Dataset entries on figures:
%%
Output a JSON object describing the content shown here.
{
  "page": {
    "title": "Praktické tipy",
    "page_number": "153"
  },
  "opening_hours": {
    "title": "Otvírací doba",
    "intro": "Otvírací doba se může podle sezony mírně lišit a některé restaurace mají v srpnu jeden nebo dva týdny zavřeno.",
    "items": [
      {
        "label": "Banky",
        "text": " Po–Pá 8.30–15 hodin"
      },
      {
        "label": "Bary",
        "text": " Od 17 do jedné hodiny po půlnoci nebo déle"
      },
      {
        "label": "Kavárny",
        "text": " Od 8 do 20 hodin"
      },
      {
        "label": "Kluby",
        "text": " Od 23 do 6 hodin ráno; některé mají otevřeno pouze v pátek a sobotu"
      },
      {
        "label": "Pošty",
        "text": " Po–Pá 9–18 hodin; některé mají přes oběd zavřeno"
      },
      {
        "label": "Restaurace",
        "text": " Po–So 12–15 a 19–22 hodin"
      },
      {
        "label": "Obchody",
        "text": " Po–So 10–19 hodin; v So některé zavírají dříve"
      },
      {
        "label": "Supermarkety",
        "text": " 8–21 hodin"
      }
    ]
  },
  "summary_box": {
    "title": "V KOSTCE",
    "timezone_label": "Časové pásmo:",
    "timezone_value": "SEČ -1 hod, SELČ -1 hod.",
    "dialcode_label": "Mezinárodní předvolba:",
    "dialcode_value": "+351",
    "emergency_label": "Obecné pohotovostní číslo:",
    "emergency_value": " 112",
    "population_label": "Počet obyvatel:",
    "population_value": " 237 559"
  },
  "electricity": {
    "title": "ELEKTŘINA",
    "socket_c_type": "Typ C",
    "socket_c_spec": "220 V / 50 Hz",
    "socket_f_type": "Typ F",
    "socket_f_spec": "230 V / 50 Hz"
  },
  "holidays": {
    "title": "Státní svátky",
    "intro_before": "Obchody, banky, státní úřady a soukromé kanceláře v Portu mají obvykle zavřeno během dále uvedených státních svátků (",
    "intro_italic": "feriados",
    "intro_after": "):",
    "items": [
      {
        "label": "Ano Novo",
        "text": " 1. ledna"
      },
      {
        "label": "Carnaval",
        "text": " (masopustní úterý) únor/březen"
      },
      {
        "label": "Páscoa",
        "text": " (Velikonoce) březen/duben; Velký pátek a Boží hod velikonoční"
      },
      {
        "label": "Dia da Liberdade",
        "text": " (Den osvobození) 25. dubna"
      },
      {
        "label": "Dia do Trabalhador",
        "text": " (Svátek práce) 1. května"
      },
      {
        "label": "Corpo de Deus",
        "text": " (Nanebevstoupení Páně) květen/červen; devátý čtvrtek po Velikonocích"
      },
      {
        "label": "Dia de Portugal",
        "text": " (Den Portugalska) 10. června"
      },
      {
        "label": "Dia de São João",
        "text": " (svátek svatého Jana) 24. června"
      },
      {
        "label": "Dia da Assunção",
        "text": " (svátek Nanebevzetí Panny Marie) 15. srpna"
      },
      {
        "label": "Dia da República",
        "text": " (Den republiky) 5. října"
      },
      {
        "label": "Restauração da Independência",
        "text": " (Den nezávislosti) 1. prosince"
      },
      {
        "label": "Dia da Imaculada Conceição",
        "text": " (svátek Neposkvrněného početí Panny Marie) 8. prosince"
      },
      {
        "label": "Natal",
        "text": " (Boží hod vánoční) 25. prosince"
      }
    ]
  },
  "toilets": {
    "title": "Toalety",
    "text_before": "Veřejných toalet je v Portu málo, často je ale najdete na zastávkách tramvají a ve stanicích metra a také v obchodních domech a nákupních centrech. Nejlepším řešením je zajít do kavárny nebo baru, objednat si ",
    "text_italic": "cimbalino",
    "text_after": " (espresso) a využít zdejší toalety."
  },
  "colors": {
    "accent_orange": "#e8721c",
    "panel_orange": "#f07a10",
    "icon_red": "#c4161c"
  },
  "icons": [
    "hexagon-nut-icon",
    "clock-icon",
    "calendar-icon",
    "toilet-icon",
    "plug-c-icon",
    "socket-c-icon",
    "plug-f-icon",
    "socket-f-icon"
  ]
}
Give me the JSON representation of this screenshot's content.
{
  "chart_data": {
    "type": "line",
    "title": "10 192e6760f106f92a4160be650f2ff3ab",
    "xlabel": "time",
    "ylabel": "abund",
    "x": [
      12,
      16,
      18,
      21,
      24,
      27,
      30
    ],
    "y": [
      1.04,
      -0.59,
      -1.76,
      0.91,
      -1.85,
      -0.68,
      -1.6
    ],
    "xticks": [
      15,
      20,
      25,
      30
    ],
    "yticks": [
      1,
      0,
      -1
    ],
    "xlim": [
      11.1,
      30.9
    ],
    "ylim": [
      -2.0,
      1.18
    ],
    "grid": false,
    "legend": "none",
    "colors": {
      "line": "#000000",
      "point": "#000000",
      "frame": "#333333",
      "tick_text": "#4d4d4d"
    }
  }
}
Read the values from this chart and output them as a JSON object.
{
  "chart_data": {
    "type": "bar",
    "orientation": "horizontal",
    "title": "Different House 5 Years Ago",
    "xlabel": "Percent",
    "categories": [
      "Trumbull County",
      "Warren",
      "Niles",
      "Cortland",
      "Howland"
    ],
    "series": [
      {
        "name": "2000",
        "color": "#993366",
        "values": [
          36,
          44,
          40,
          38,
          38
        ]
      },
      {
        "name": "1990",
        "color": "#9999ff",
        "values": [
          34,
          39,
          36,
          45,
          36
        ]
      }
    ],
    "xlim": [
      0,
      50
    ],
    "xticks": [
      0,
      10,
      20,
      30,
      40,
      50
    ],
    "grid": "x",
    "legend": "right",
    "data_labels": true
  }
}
%%
Reproduce all the data word for word.

● **Exercise output**
Output a JSON object describing the content shown here.
{
  "page": {
    "title": "Praktické tipy",
    "page_number": "153"
  },
  "opening_hours": {
    "title": "Otvírací doba",
    "intro": "Otvírací doba se může podle sezony mírně lišit a některé restaurace mají v srpnu jeden nebo dva týdny zavřeno.",
    "items": [
      {
        "label": "Banky",
        "text": " Po–Pá 8.30–15 hodin"
      },
      {
        "label": "Bary",
        "text": " Od 17 do jedné hodiny po půlnoci nebo déle"
      },
      {
        "label": "Kavárny",
        "text": " Od 8 do 20 hodin"
      },
      {
        "label": "Kluby",
        "text": " Od 23 do 6 hodin ráno; některé mají otevřeno pouze v pátek a sobotu"
      },
      {
        "label": "Pošty",
        "text": " Po–Pá 9–18 hodin; některé mají přes oběd zavřeno"
      },
      {
        "label": "Restaurace",
        "text": " Po–So 12–15 a 19–22 hodin"
      },
      {
        "label": "Obchody",
        "text": " Po–So 10–19 hodin; v So některé zavírají dříve"
      },
      {
        "label": "Supermarkety",
        "text": " 8–21 hodin"
      }
    ]
  },
  "summary_box": {
    "title": "V KOSTCE",
    "timezone_label": "Časové pásmo:",
    "timezone_value": "SEČ -1 hod, SELČ -1 hod.",
    "dialcode_label": "Mezinárodní předvolba:",
    "dialcode_value": "+351",
    "emergency_label": "Obecné pohotovostní číslo:",
    "emergency_value": " 112",
    "population_label": "Počet obyvatel:",
    "population_value": " 237 559"
  },
  "electricity": {
    "title": "ELEKTŘINA",
    "socket_c_type": "Typ C",
    "socket_c_spec": "220 V / 50 Hz",
    "socket_f_type": "Typ F",
    "socket_f_spec": "230 V / 50 Hz"
  },
  "holidays": {
    "title": "Státní svátky",
    "intro_before": "Obchody, banky, státní úřady a soukromé kanceláře v Portu mají obvykle zavřeno během dále uvedených státních svátků (",
    "intro_italic": "feriados",
    "intro_after": "):",
    "items": [
      {
        "label": "Ano Novo",
        "text": " 1. ledna"
      },
      {
        "label": "Carnaval",
        "text": " (masopustní úterý) únor/březen"
      },
      {
        "label": "Páscoa",
        "text": " (Velikonoce) březen/duben; Velký pátek a Boží hod velikonoční"
      },
      {
        "label": "Dia da Liberdade",
        "text": " (Den osvobození) 25. dubna"
      },
      {
        "label": "Dia do Trabalhador",
        "text": " (Svátek práce) 1. května"
      },
      {
        "label": "Corpo de Deus",
        "text": " (Nanebevstoupení Páně) květen/červen; devátý čtvrtek po Velikonocích"
      },
      {
        "label": "Dia de Portugal",
        "text": " (Den Portugalska) 10. června"
      },
      {
        "label": "Dia de São João",
        "text": " (svátek svatého Jana) 24. června"
      },
      {
        "label": "Dia da Assunção",
        "text": " (svátek Nanebevzetí Panny Marie) 15. srpna"
      },
      {
        "label": "Dia da República",
        "text": " (Den republiky) 5. října"
      },
      {
        "label": "Restauração da Independência",
        "text": " (Den nezávislosti) 1. prosince"
      },
      {
        "label": "Dia da Imaculada Conceição",
        "text": " (svátek Neposkvrněného početí Panny Marie) 8. prosince"
      },
      {
        "label": "Natal",
        "text": " (Boží hod vánoční) 25. prosince"
      }
    ]
  },
  "toilets": {
    "title": "Toalety",
    "text_before": "Veřejných toalet je v Portu málo, často je ale najdete na zastávkách tramvají a ve stanicích metra a také v obchodních domech a nákupních centrech. Nejlepším řešením je zajít do kavárny nebo baru, objednat si ",
    "text_italic": "cimbalino",
    "text_after": " (espresso) a využít zdejší toalety."
  },
  "colors": {
    "accent_orange": "#e8721c",
    "panel_orange": "#f07a10",
    "icon_red": "#c4161c"
  },
  "icons": [
    "hexagon-nut-icon",
    "clock-icon",
    "calendar-icon",
    "toilet-icon",
    "plug-c-icon",
    "socket-c-icon",
    "plug-f-icon",
    "socket-f-icon"
  ]
}
Give me the JSON representation of this screenshot's content.
{
  "chart_data": {
    "type": "line",
    "title": "10 192e6760f106f92a4160be650f2ff3ab",
    "xlabel": "time",
    "ylabel": "abund",
    "x": [
      12,
      16,
      18,
      21,
      24,
      27,
      30
    ],
    "y": [
      1.04,
      -0.59,
      -1.76,
      0.91,
      -1.85,
      -0.68,
      -1.6
    ],
    "xticks": [
      15,
      20,
      25,
      30
    ],
    "yticks": [
      1,
      0,
      -1
    ],
    "xlim": [
      11.1,
      30.9
    ],
    "ylim": [
      -2.0,
      1.18
    ],
    "grid": false,
    "legend": "none",
    "colors": {
      "line": "#000000",
      "point": "#000000",
      "frame": "#333333",
      "tick_text": "#4d4d4d"
    }
  }
}
Read the values from this chart and output them as a JSON object.
{
  "chart_data": {
    "type": "bar",
    "orientation": "horizontal",
    "title": "Different House 5 Years Ago",
    "xlabel": "Percent",
    "categories": [
      "Trumbull County",
      "Warren",
      "Niles",
      "Cortland",
      "Howland"
    ],
    "series": [
      {
        "name": "2000",
        "color": "#993366",
        "values": [
          36,
          44,
          40,
          38,
          38
        ]
      },
      {
        "name": "1990",
        "color": "#9999ff",
        "values": [
          34,
          39,
          36,
          45,
          36
        ]
      }
    ],
    "xlim": [
      0,
      50
    ],
    "xticks": [
      0,
      10,
      20,
      30,
      40,
      50
    ],
    "grid": "x",
    "legend": "right",
    "data_labels": true
  }
}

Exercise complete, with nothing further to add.